What is asked: Rewrite each line of the records below as an item in a numbered list, omitting any blank lines.

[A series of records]

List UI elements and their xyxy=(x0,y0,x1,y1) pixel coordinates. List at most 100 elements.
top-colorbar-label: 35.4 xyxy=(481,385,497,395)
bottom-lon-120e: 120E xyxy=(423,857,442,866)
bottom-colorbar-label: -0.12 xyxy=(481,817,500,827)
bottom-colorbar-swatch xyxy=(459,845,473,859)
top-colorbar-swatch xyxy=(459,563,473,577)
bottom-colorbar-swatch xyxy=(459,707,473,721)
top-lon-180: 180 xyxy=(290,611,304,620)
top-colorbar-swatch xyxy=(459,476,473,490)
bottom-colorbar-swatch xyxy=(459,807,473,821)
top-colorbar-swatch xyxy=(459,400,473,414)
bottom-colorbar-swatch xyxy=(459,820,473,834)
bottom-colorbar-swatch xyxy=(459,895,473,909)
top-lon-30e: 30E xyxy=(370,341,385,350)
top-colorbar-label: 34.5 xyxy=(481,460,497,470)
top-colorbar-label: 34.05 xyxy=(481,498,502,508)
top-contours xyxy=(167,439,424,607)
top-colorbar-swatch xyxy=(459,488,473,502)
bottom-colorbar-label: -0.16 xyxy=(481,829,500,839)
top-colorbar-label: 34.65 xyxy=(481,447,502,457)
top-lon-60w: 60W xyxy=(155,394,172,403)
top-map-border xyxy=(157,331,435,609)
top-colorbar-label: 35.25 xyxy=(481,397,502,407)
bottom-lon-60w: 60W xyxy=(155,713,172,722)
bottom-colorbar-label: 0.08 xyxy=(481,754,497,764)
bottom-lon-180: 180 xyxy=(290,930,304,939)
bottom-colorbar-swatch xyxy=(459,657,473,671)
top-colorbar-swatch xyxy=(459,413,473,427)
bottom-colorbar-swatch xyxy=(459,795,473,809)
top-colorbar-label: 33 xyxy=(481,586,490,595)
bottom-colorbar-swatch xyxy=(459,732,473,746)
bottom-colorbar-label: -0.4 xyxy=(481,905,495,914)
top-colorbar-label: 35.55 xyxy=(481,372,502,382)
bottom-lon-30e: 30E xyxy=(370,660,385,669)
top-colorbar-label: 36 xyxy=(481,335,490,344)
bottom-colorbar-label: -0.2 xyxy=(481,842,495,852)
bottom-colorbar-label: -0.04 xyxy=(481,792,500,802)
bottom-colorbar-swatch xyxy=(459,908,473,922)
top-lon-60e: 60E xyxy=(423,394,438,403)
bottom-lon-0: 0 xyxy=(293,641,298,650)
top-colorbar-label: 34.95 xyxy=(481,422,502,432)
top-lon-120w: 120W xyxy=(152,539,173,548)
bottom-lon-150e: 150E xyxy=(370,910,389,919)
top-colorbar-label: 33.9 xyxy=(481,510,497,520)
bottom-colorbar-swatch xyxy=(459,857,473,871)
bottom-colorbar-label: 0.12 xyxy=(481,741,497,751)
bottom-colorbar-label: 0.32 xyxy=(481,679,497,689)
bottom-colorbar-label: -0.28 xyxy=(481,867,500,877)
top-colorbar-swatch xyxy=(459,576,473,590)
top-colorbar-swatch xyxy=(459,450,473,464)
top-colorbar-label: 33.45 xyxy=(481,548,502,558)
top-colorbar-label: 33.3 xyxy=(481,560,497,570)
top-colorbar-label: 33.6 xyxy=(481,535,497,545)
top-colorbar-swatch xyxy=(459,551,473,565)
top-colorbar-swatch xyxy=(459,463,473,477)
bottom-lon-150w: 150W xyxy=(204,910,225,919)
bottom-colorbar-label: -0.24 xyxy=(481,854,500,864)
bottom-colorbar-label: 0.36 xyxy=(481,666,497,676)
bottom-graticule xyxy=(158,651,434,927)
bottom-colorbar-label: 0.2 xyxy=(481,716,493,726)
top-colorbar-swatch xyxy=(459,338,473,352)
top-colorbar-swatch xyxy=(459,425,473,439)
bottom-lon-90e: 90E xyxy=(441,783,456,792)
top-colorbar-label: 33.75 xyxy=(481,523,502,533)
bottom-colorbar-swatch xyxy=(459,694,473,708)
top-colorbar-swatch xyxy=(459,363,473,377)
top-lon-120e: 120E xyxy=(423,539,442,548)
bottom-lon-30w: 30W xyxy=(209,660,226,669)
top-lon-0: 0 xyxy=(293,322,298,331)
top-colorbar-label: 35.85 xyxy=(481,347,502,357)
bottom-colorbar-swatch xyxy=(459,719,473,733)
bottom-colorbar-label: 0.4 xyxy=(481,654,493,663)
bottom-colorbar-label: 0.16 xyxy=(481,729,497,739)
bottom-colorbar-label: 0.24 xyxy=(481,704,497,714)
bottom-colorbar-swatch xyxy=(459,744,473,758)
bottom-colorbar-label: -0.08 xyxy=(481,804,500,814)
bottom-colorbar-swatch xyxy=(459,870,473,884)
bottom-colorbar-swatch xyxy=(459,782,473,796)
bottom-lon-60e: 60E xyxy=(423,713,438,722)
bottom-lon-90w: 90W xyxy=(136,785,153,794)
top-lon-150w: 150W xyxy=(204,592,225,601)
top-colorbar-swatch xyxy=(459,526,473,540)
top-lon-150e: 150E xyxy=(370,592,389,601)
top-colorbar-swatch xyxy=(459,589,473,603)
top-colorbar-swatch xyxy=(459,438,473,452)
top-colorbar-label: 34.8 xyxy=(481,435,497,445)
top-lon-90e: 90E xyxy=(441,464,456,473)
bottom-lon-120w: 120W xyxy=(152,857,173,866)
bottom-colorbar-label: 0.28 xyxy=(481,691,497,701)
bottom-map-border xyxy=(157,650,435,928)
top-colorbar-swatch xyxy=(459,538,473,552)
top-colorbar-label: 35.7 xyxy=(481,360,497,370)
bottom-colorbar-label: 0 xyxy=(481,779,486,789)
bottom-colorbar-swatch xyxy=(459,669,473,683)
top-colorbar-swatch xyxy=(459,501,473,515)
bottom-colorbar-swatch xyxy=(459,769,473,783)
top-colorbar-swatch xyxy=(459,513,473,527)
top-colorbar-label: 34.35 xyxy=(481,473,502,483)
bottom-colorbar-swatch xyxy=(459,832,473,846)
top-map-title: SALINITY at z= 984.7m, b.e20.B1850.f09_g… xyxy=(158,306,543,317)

Response:
1. List UI elements and their xyxy=(x0,y0,x1,y1) pixel coordinates. List at most 100 elements.
2. top-colorbar-label: 35.4 xyxy=(481,385,497,395)
3. bottom-lon-120e: 120E xyxy=(423,857,442,866)
4. bottom-colorbar-label: -0.12 xyxy=(481,817,500,827)
5. bottom-colorbar-swatch xyxy=(459,845,473,859)
6. top-colorbar-swatch xyxy=(459,563,473,577)
7. bottom-colorbar-swatch xyxy=(459,707,473,721)
8. top-lon-180: 180 xyxy=(290,611,304,620)
9. top-colorbar-swatch xyxy=(459,476,473,490)
10. bottom-colorbar-swatch xyxy=(459,807,473,821)
11. top-colorbar-swatch xyxy=(459,400,473,414)
12. bottom-colorbar-swatch xyxy=(459,820,473,834)
13. bottom-colorbar-swatch xyxy=(459,895,473,909)
14. top-lon-30e: 30E xyxy=(370,341,385,350)
15. top-colorbar-label: 34.5 xyxy=(481,460,497,470)
16. top-colorbar-label: 34.05 xyxy=(481,498,502,508)
17. top-contours xyxy=(167,439,424,607)
18. top-colorbar-swatch xyxy=(459,488,473,502)
19. bottom-colorbar-label: -0.16 xyxy=(481,829,500,839)
20. top-colorbar-label: 34.65 xyxy=(481,447,502,457)
21. top-lon-60w: 60W xyxy=(155,394,172,403)
22. top-map-border xyxy=(157,331,435,609)
23. top-colorbar-label: 35.25 xyxy=(481,397,502,407)
24. bottom-lon-60w: 60W xyxy=(155,713,172,722)
25. bottom-colorbar-label: 0.08 xyxy=(481,754,497,764)
26. bottom-lon-180: 180 xyxy=(290,930,304,939)
27. bottom-colorbar-swatch xyxy=(459,657,473,671)
28. top-colorbar-swatch xyxy=(459,413,473,427)
29. bottom-colorbar-swatch xyxy=(459,795,473,809)
30. top-colorbar-label: 33 xyxy=(481,586,490,595)
31. bottom-colorbar-swatch xyxy=(459,732,473,746)
32. bottom-colorbar-label: -0.4 xyxy=(481,905,495,914)
33. top-colorbar-label: 35.55 xyxy=(481,372,502,382)
34. bottom-lon-30e: 30E xyxy=(370,660,385,669)
35. top-colorbar-label: 36 xyxy=(481,335,490,344)
36. bottom-colorbar-label: -0.2 xyxy=(481,842,495,852)
37. bottom-colorbar-label: -0.04 xyxy=(481,792,500,802)
38. bottom-colorbar-swatch xyxy=(459,908,473,922)
39. top-lon-60e: 60E xyxy=(423,394,438,403)
40. bottom-lon-0: 0 xyxy=(293,641,298,650)
41. top-colorbar-label: 34.95 xyxy=(481,422,502,432)
42. top-lon-120w: 120W xyxy=(152,539,173,548)
43. bottom-lon-150e: 150E xyxy=(370,910,389,919)
44. top-colorbar-label: 33.9 xyxy=(481,510,497,520)
45. bottom-colorbar-swatch xyxy=(459,857,473,871)
46. bottom-colorbar-label: 0.12 xyxy=(481,741,497,751)
47. bottom-colorbar-label: 0.32 xyxy=(481,679,497,689)
48. bottom-colorbar-label: -0.28 xyxy=(481,867,500,877)
49. top-colorbar-swatch xyxy=(459,576,473,590)
50. top-colorbar-swatch xyxy=(459,450,473,464)
51. top-colorbar-label: 33.45 xyxy=(481,548,502,558)
52. top-colorbar-label: 33.3 xyxy=(481,560,497,570)
53. top-colorbar-label: 33.6 xyxy=(481,535,497,545)
54. top-colorbar-swatch xyxy=(459,551,473,565)
55. top-colorbar-swatch xyxy=(459,463,473,477)
56. bottom-lon-150w: 150W xyxy=(204,910,225,919)
57. bottom-colorbar-label: -0.24 xyxy=(481,854,500,864)
58. bottom-colorbar-label: 0.36 xyxy=(481,666,497,676)
59. bottom-graticule xyxy=(158,651,434,927)
60. bottom-colorbar-label: 0.2 xyxy=(481,716,493,726)
61. top-colorbar-swatch xyxy=(459,338,473,352)
62. top-colorbar-swatch xyxy=(459,425,473,439)
63. bottom-lon-90e: 90E xyxy=(441,783,456,792)
64. top-colorbar-label: 33.75 xyxy=(481,523,502,533)
65. bottom-colorbar-swatch xyxy=(459,694,473,708)
66. top-colorbar-swatch xyxy=(459,363,473,377)
67. top-lon-120e: 120E xyxy=(423,539,442,548)
68. bottom-lon-30w: 30W xyxy=(209,660,226,669)
69. top-lon-0: 0 xyxy=(293,322,298,331)
70. top-colorbar-label: 35.85 xyxy=(481,347,502,357)
71. bottom-colorbar-swatch xyxy=(459,719,473,733)
72. bottom-colorbar-label: 0.4 xyxy=(481,654,493,663)
73. bottom-colorbar-label: 0.16 xyxy=(481,729,497,739)
74. bottom-colorbar-label: 0.24 xyxy=(481,704,497,714)
75. bottom-colorbar-swatch xyxy=(459,744,473,758)
76. bottom-colorbar-label: -0.08 xyxy=(481,804,500,814)
77. bottom-colorbar-swatch xyxy=(459,870,473,884)
78. bottom-colorbar-swatch xyxy=(459,782,473,796)
79. bottom-lon-60e: 60E xyxy=(423,713,438,722)
80. bottom-lon-90w: 90W xyxy=(136,785,153,794)
81. top-lon-150w: 150W xyxy=(204,592,225,601)
82. top-colorbar-swatch xyxy=(459,526,473,540)
83. top-lon-150e: 150E xyxy=(370,592,389,601)
84. top-colorbar-swatch xyxy=(459,589,473,603)
85. top-colorbar-swatch xyxy=(459,438,473,452)
86. top-colorbar-label: 34.8 xyxy=(481,435,497,445)
87. top-lon-90e: 90E xyxy=(441,464,456,473)
88. bottom-lon-120w: 120W xyxy=(152,857,173,866)
89. bottom-colorbar-label: 0.28 xyxy=(481,691,497,701)
90. bottom-map-border xyxy=(157,650,435,928)
91. top-colorbar-swatch xyxy=(459,538,473,552)
92. top-colorbar-label: 35.7 xyxy=(481,360,497,370)
93. bottom-colorbar-label: 0 xyxy=(481,779,486,789)
94. bottom-colorbar-swatch xyxy=(459,669,473,683)
95. top-colorbar-swatch xyxy=(459,501,473,515)
96. bottom-colorbar-swatch xyxy=(459,769,473,783)
97. top-colorbar-swatch xyxy=(459,513,473,527)
98. top-colorbar-label: 34.35 xyxy=(481,473,502,483)
99. bottom-colorbar-swatch xyxy=(459,832,473,846)
100. top-map-title: SALINITY at z= 984.7m, b.e20.B1850.f09_g… xyxy=(158,306,543,317)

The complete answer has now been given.